→ **EXERCISE**
Only a number is wanted. Count the lines holding the string "中国高水平应用型大学".

→ **THE RECORDS**
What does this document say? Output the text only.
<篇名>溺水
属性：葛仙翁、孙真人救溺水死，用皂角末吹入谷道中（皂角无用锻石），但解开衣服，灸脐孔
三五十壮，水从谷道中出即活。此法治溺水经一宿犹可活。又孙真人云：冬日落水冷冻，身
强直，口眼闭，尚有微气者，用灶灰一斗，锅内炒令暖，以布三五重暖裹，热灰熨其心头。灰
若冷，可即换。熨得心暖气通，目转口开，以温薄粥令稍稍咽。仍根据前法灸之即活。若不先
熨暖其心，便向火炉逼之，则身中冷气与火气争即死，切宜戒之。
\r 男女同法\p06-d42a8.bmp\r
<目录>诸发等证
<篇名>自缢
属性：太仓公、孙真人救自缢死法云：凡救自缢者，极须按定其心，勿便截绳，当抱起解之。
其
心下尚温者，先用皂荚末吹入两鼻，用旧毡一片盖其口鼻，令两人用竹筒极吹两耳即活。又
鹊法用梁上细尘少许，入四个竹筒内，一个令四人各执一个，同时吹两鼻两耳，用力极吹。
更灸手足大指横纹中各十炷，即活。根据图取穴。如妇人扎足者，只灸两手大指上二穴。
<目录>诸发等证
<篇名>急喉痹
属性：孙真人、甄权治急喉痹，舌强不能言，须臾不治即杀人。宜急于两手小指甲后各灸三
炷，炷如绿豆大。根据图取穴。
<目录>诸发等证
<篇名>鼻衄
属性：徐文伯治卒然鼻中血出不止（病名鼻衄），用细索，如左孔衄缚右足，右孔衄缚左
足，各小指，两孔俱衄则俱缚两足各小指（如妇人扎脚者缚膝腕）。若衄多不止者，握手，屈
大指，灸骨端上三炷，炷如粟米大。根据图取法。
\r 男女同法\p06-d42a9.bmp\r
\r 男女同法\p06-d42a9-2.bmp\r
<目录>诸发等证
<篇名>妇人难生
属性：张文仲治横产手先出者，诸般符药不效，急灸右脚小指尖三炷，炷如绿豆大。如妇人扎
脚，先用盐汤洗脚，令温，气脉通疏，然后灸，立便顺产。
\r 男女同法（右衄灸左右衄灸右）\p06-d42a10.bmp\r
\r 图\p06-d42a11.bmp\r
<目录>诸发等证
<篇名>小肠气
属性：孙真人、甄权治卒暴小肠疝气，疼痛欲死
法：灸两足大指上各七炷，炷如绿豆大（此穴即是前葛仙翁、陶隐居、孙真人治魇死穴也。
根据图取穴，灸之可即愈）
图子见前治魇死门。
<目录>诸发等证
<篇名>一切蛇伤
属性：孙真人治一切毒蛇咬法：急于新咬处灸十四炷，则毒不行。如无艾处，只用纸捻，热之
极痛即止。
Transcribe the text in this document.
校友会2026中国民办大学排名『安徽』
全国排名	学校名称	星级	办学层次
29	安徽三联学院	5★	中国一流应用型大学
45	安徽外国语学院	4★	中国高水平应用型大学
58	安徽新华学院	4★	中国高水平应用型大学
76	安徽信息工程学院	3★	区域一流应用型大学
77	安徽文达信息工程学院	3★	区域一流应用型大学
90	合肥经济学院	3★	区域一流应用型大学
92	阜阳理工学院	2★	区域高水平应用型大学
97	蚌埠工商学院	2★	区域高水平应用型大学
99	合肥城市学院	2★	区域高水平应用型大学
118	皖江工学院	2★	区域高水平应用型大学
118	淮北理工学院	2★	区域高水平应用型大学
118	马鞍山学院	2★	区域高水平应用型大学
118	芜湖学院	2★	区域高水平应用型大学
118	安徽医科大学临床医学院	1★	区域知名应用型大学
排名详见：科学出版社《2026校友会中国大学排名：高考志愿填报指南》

→ **REPLY TO THE TASK**
2